Scan the entries below and count the lines holding the string "grid". Supply only the number.

--- START OF SOURCE MATERIAL ---

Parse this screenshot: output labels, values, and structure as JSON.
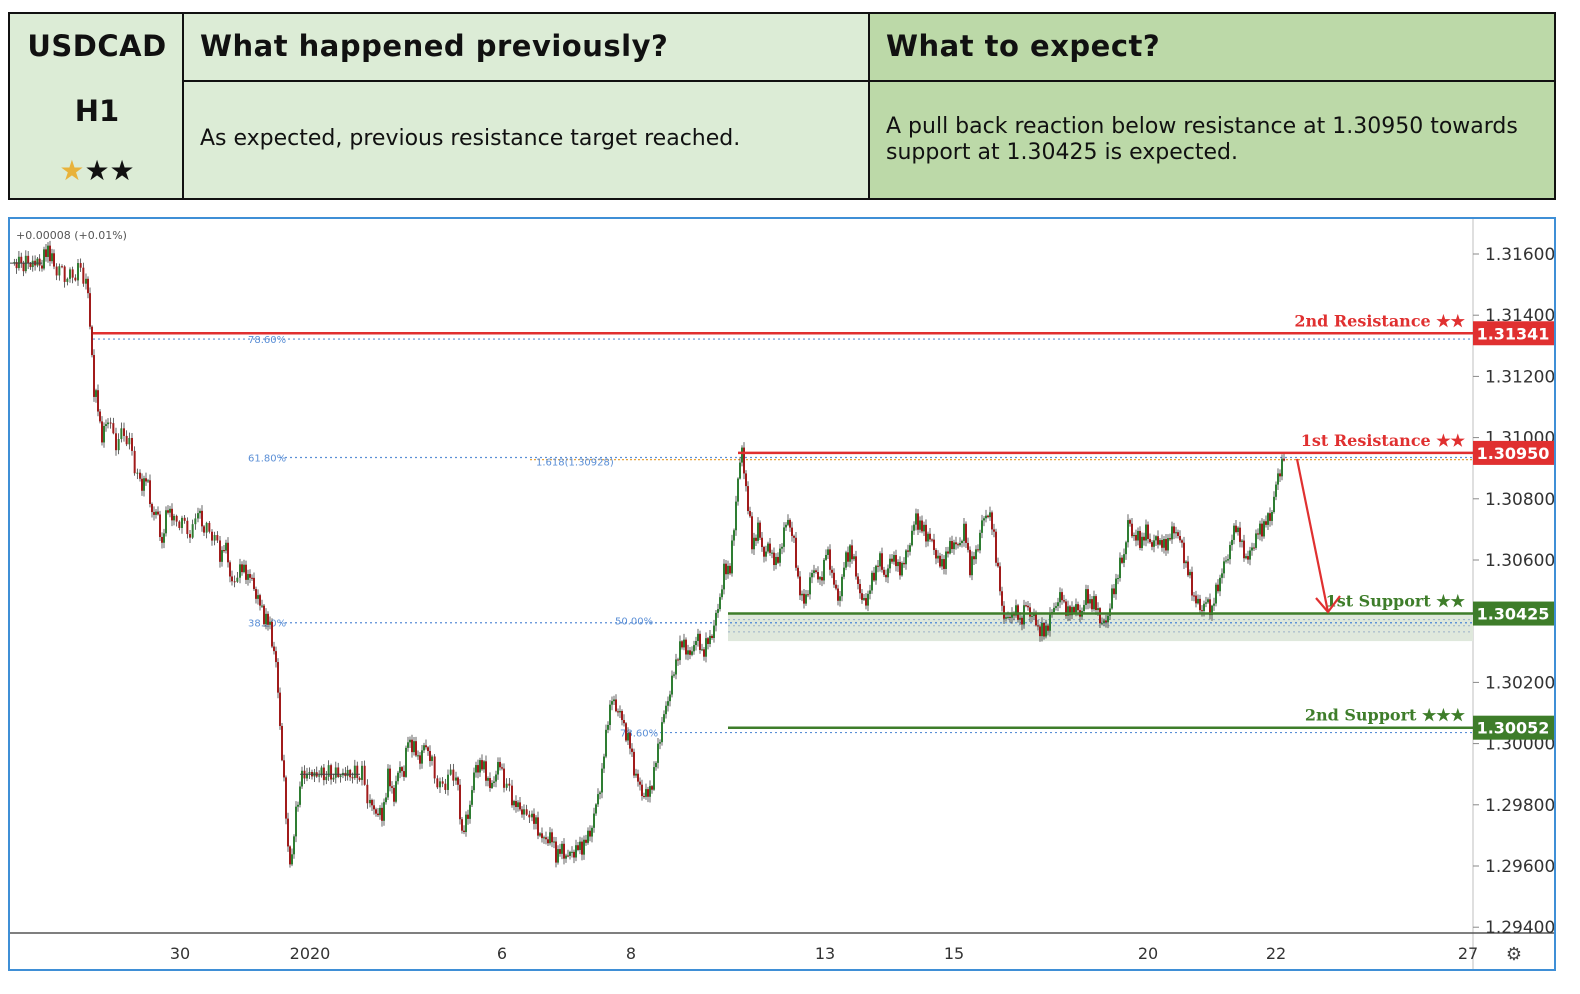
{
  "header": {
    "symbol": "USDCAD",
    "timeframe": "H1",
    "rating_stars": "★★★",
    "prev_title": "What happened previously?",
    "prev_text": "As expected, previous resistance target reached.",
    "expect_title": "What to expect?",
    "expect_text": "A pull back reaction below resistance at 1.30950 towards support at 1.30425 is expected."
  },
  "colors": {
    "resistance": "#e03030",
    "support": "#3e7d2a",
    "candle_up": "#2e7d32",
    "candle_down": "#a11b1b",
    "fib": "#5b8fd6",
    "fib_ext": "#e6a23c",
    "star_gold": "#e8b23a"
  },
  "chart_data": {
    "type": "candlestick",
    "status_text": "+0.00008 (+0.01%)",
    "y_ticks": [
      "1.31600",
      "1.31400",
      "1.31200",
      "1.31000",
      "1.30800",
      "1.30600",
      "1.30200",
      "1.30000",
      "1.29800",
      "1.29600",
      "1.29400"
    ],
    "ylim": [
      1.2936,
      1.3174
    ],
    "x_ticks": [
      "30",
      "2020",
      "6",
      "8",
      "13",
      "15",
      "20",
      "22",
      "27"
    ],
    "settings_icon": "gear-icon",
    "levels": [
      {
        "name": "2nd Resistance ★★",
        "value": 1.31341,
        "badge": "1.31341",
        "kind": "resistance"
      },
      {
        "name": "1st Resistance ★★",
        "value": 1.3095,
        "badge": "1.30950",
        "kind": "resistance"
      },
      {
        "name": "1st Support ★★",
        "value": 1.30425,
        "badge": "1.30425",
        "kind": "support"
      },
      {
        "name": "2nd Support ★★★",
        "value": 1.30052,
        "badge": "1.30052",
        "kind": "support"
      }
    ],
    "fib_labels": [
      {
        "label": "78.60%",
        "value": 1.31322
      },
      {
        "label": "61.80%",
        "value": 1.30935
      },
      {
        "label": "38.20%",
        "value": 1.30395
      },
      {
        "label": "50.00%",
        "value": 1.30395
      },
      {
        "label": "1.618(1.30928)",
        "value": 1.30928
      },
      {
        "label": "78.60%",
        "value": 1.30036
      }
    ],
    "price_path": [
      [
        0,
        1.3157
      ],
      [
        30,
        1.3157
      ],
      [
        36,
        1.3162
      ],
      [
        42,
        1.3156
      ],
      [
        50,
        1.3154
      ],
      [
        58,
        1.3152
      ],
      [
        66,
        1.3155
      ],
      [
        74,
        1.3152
      ],
      [
        78,
        1.3138
      ],
      [
        82,
        1.3115
      ],
      [
        86,
        1.311
      ],
      [
        90,
        1.31
      ],
      [
        96,
        1.3106
      ],
      [
        104,
        1.3098
      ],
      [
        112,
        1.3102
      ],
      [
        120,
        1.3095
      ],
      [
        128,
        1.3084
      ],
      [
        134,
        1.3087
      ],
      [
        140,
        1.3076
      ],
      [
        146,
        1.3074
      ],
      [
        150,
        1.3065
      ],
      [
        156,
        1.3078
      ],
      [
        162,
        1.3072
      ],
      [
        170,
        1.3073
      ],
      [
        178,
        1.3068
      ],
      [
        186,
        1.3076
      ],
      [
        192,
        1.307
      ],
      [
        200,
        1.3069
      ],
      [
        208,
        1.3062
      ],
      [
        214,
        1.3064
      ],
      [
        220,
        1.3052
      ],
      [
        228,
        1.3057
      ],
      [
        234,
        1.3056
      ],
      [
        240,
        1.3053
      ],
      [
        246,
        1.3047
      ],
      [
        252,
        1.3042
      ],
      [
        258,
        1.3038
      ],
      [
        264,
        1.3026
      ],
      [
        268,
        1.3006
      ],
      [
        272,
        1.2987
      ],
      [
        276,
        1.2965
      ],
      [
        280,
        1.2962
      ],
      [
        284,
        1.2978
      ],
      [
        290,
        1.299
      ],
      [
        300,
        1.299
      ],
      [
        350,
        1.299
      ],
      [
        358,
        1.298
      ],
      [
        364,
        1.2978
      ],
      [
        370,
        1.2976
      ],
      [
        376,
        1.2989
      ],
      [
        382,
        1.2983
      ],
      [
        388,
        1.2993
      ],
      [
        392,
        1.299
      ],
      [
        396,
        1.3002
      ],
      [
        402,
        1.2998
      ],
      [
        408,
        1.2995
      ],
      [
        414,
        1.3
      ],
      [
        420,
        1.2993
      ],
      [
        428,
        1.2985
      ],
      [
        436,
        1.2989
      ],
      [
        444,
        1.299
      ],
      [
        450,
        1.2971
      ],
      [
        456,
        1.2976
      ],
      [
        462,
        1.299
      ],
      [
        468,
        1.2994
      ],
      [
        474,
        1.299
      ],
      [
        480,
        1.2985
      ],
      [
        486,
        1.2994
      ],
      [
        492,
        1.2988
      ],
      [
        500,
        1.2982
      ],
      [
        506,
        1.2979
      ],
      [
        512,
        1.2978
      ],
      [
        520,
        1.2976
      ],
      [
        526,
        1.2972
      ],
      [
        532,
        1.2968
      ],
      [
        538,
        1.297
      ],
      [
        544,
        1.2964
      ],
      [
        550,
        1.2965
      ],
      [
        556,
        1.2963
      ],
      [
        562,
        1.2965
      ],
      [
        568,
        1.2966
      ],
      [
        574,
        1.2968
      ],
      [
        580,
        1.2973
      ],
      [
        586,
        1.2983
      ],
      [
        590,
        1.299
      ],
      [
        596,
        1.3009
      ],
      [
        600,
        1.3014
      ],
      [
        606,
        1.3011
      ],
      [
        612,
        1.3006
      ],
      [
        618,
        1.2999
      ],
      [
        624,
        1.2989
      ],
      [
        630,
        1.2984
      ],
      [
        636,
        1.2983
      ],
      [
        642,
        1.299
      ],
      [
        648,
        1.3003
      ],
      [
        654,
        1.3012
      ],
      [
        660,
        1.302
      ],
      [
        666,
        1.303
      ],
      [
        672,
        1.3033
      ],
      [
        678,
        1.3028
      ],
      [
        684,
        1.3035
      ],
      [
        690,
        1.303
      ],
      [
        696,
        1.3033
      ],
      [
        702,
        1.3038
      ],
      [
        708,
        1.3048
      ],
      [
        712,
        1.3056
      ],
      [
        718,
        1.3058
      ],
      [
        722,
        1.307
      ],
      [
        726,
        1.3088
      ],
      [
        730,
        1.3095
      ],
      [
        734,
        1.3084
      ],
      [
        740,
        1.3065
      ],
      [
        746,
        1.307
      ],
      [
        752,
        1.3062
      ],
      [
        758,
        1.3064
      ],
      [
        764,
        1.3058
      ],
      [
        770,
        1.3066
      ],
      [
        776,
        1.3074
      ],
      [
        782,
        1.3065
      ],
      [
        786,
        1.3054
      ],
      [
        790,
        1.3046
      ],
      [
        796,
        1.305
      ],
      [
        802,
        1.3058
      ],
      [
        808,
        1.3052
      ],
      [
        814,
        1.3063
      ],
      [
        820,
        1.3056
      ],
      [
        826,
        1.3046
      ],
      [
        832,
        1.3058
      ],
      [
        838,
        1.3064
      ],
      [
        844,
        1.3056
      ],
      [
        850,
        1.3046
      ],
      [
        856,
        1.3048
      ],
      [
        862,
        1.3056
      ],
      [
        868,
        1.306
      ],
      [
        874,
        1.3054
      ],
      [
        880,
        1.3062
      ],
      [
        886,
        1.3057
      ],
      [
        892,
        1.3059
      ],
      [
        898,
        1.3066
      ],
      [
        904,
        1.3074
      ],
      [
        910,
        1.307
      ],
      [
        916,
        1.3068
      ],
      [
        922,
        1.3064
      ],
      [
        928,
        1.3058
      ],
      [
        934,
        1.3061
      ],
      [
        940,
        1.3066
      ],
      [
        946,
        1.3064
      ],
      [
        952,
        1.307
      ],
      [
        958,
        1.3058
      ],
      [
        964,
        1.3062
      ],
      [
        970,
        1.3072
      ],
      [
        976,
        1.3076
      ],
      [
        982,
        1.3068
      ],
      [
        986,
        1.3056
      ],
      [
        990,
        1.3044
      ],
      [
        996,
        1.304
      ],
      [
        1002,
        1.3044
      ],
      [
        1008,
        1.304
      ],
      [
        1014,
        1.3045
      ],
      [
        1020,
        1.3042
      ],
      [
        1026,
        1.3038
      ],
      [
        1032,
        1.3036
      ],
      [
        1038,
        1.3041
      ],
      [
        1044,
        1.3046
      ],
      [
        1050,
        1.3048
      ],
      [
        1056,
        1.3042
      ],
      [
        1062,
        1.3045
      ],
      [
        1068,
        1.3042
      ],
      [
        1074,
        1.3048
      ],
      [
        1080,
        1.3046
      ],
      [
        1086,
        1.3044
      ],
      [
        1090,
        1.3038
      ],
      [
        1096,
        1.3042
      ],
      [
        1100,
        1.3048
      ],
      [
        1106,
        1.3056
      ],
      [
        1112,
        1.3062
      ],
      [
        1116,
        1.3072
      ],
      [
        1122,
        1.3068
      ],
      [
        1128,
        1.3066
      ],
      [
        1134,
        1.3069
      ],
      [
        1140,
        1.3065
      ],
      [
        1146,
        1.3067
      ],
      [
        1152,
        1.3064
      ],
      [
        1158,
        1.3068
      ],
      [
        1164,
        1.307
      ],
      [
        1170,
        1.3064
      ],
      [
        1176,
        1.3056
      ],
      [
        1182,
        1.3048
      ],
      [
        1188,
        1.3044
      ],
      [
        1194,
        1.3046
      ],
      [
        1200,
        1.3044
      ],
      [
        1206,
        1.3052
      ],
      [
        1212,
        1.3058
      ],
      [
        1218,
        1.3064
      ],
      [
        1224,
        1.3072
      ],
      [
        1230,
        1.3064
      ],
      [
        1236,
        1.306
      ],
      [
        1242,
        1.3066
      ],
      [
        1248,
        1.307
      ],
      [
        1254,
        1.3072
      ],
      [
        1260,
        1.3076
      ],
      [
        1266,
        1.3088
      ],
      [
        1272,
        1.3093
      ]
    ]
  }
}
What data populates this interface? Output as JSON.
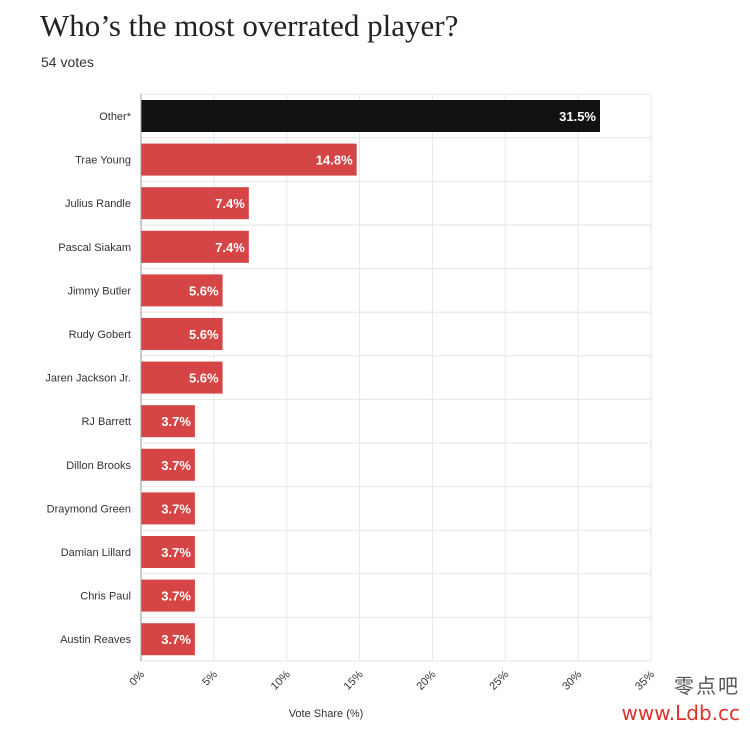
{
  "title": "Who’s the most overrated player?",
  "subtitle": "54 votes",
  "chart_data": {
    "type": "bar",
    "orientation": "horizontal",
    "categories": [
      "Other*",
      "Trae Young",
      "Julius Randle",
      "Pascal Siakam",
      "Jimmy Butler",
      "Rudy Gobert",
      "Jaren Jackson Jr.",
      "RJ Barrett",
      "Dillon Brooks",
      "Draymond Green",
      "Damian Lillard",
      "Chris Paul",
      "Austin Reaves"
    ],
    "values": [
      31.5,
      14.8,
      7.4,
      7.4,
      5.6,
      5.6,
      5.6,
      3.7,
      3.7,
      3.7,
      3.7,
      3.7,
      3.7
    ],
    "value_labels": [
      "31.5%",
      "14.8%",
      "7.4%",
      "7.4%",
      "5.6%",
      "5.6%",
      "5.6%",
      "3.7%",
      "3.7%",
      "3.7%",
      "3.7%",
      "3.7%",
      "3.7%"
    ],
    "xlabel": "Vote Share (%)",
    "xlim": [
      0,
      35
    ],
    "xticks": [
      0,
      5,
      10,
      15,
      20,
      25,
      30,
      35
    ],
    "xtick_labels": [
      "0%",
      "5%",
      "10%",
      "15%",
      "20%",
      "25%",
      "30%",
      "35%"
    ],
    "grid": true,
    "colors": {
      "highlight": "#111111",
      "default": "#d64545",
      "grid": "#e6e6e6",
      "label": "#333333",
      "value_text": "#ffffff"
    }
  },
  "watermark": {
    "cn": "零点吧",
    "url": "www.Ldb.cc"
  }
}
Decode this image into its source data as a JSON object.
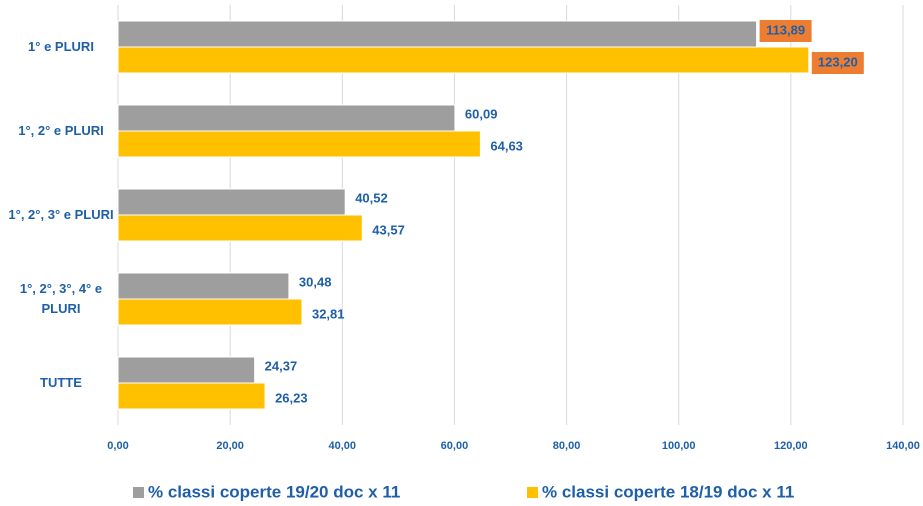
{
  "chart_data": {
    "type": "barh",
    "categories": [
      "1° e PLURI",
      "1°, 2° e PLURI",
      "1°, 2°, 3° e PLURI",
      "1°, 2°, 3°, 4° e PLURI",
      "TUTTE"
    ],
    "series": [
      {
        "name": "% classi coperte 19/20 doc x 11",
        "color": "#9e9e9e",
        "values": [
          113.89,
          60.09,
          40.52,
          30.48,
          24.37
        ],
        "value_labels": [
          "113,89",
          "60,09",
          "40,52",
          "30,48",
          "24,37"
        ]
      },
      {
        "name": "% classi coperte 18/19 doc x 11",
        "color": "#ffc000",
        "values": [
          123.2,
          64.63,
          43.57,
          32.81,
          26.23
        ],
        "value_labels": [
          "123,20",
          "64,63",
          "43,57",
          "32,81",
          "26,23"
        ]
      }
    ],
    "xlim": [
      0,
      140
    ],
    "xticks": [
      {
        "value": 0,
        "label": "0,00"
      },
      {
        "value": 20,
        "label": "20,00"
      },
      {
        "value": 40,
        "label": "40,00"
      },
      {
        "value": 60,
        "label": "60,00"
      },
      {
        "value": 80,
        "label": "80,00"
      },
      {
        "value": 100,
        "label": "100,00"
      },
      {
        "value": 120,
        "label": "120,00"
      },
      {
        "value": 140,
        "label": "140,00"
      }
    ],
    "grid": true,
    "legend": "bottom"
  }
}
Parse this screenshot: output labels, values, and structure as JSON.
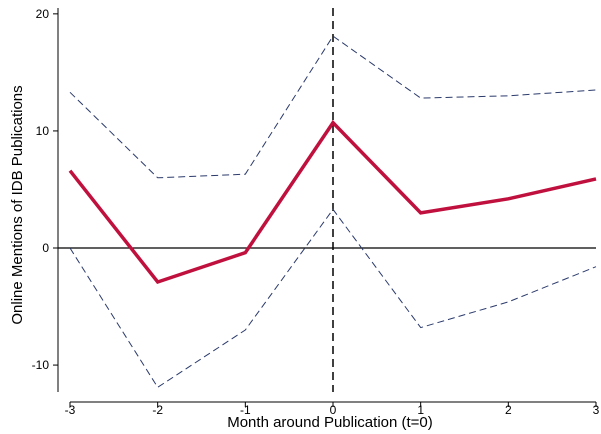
{
  "chart_data": {
    "type": "line",
    "title": "",
    "xlabel": "Month around Publication (t=0)",
    "ylabel": "Online Mentions of IDB Publications",
    "x": [
      -3,
      -2,
      -1,
      0,
      1,
      2,
      3
    ],
    "xticks": [
      "-3",
      "-2",
      "-1",
      "0",
      "1",
      "2",
      "3"
    ],
    "yticks": [
      "-10",
      "0",
      "10",
      "20"
    ],
    "xlim": [
      -3,
      3
    ],
    "ylim": [
      -12.3,
      20.5
    ],
    "grid": false,
    "legend": "none",
    "reference_lines": {
      "y": 0,
      "x": 0
    },
    "series": [
      {
        "role": "estimate",
        "color": "#c0103e",
        "style": "solid",
        "values": [
          6.6,
          -2.9,
          -0.4,
          10.7,
          3.0,
          4.2,
          5.9
        ]
      },
      {
        "role": "upper-ci",
        "color": "#2b3a6b",
        "style": "dashed",
        "values": [
          13.3,
          6.0,
          6.3,
          18.1,
          12.8,
          13.0,
          13.5
        ]
      },
      {
        "role": "lower-ci",
        "color": "#2b3a6b",
        "style": "dashed",
        "values": [
          0.0,
          -11.9,
          -7.0,
          3.3,
          -6.8,
          -4.6,
          -1.6
        ]
      }
    ]
  }
}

--- END OF SOURCE MATERIAL ---

CORRECT RESULT —
4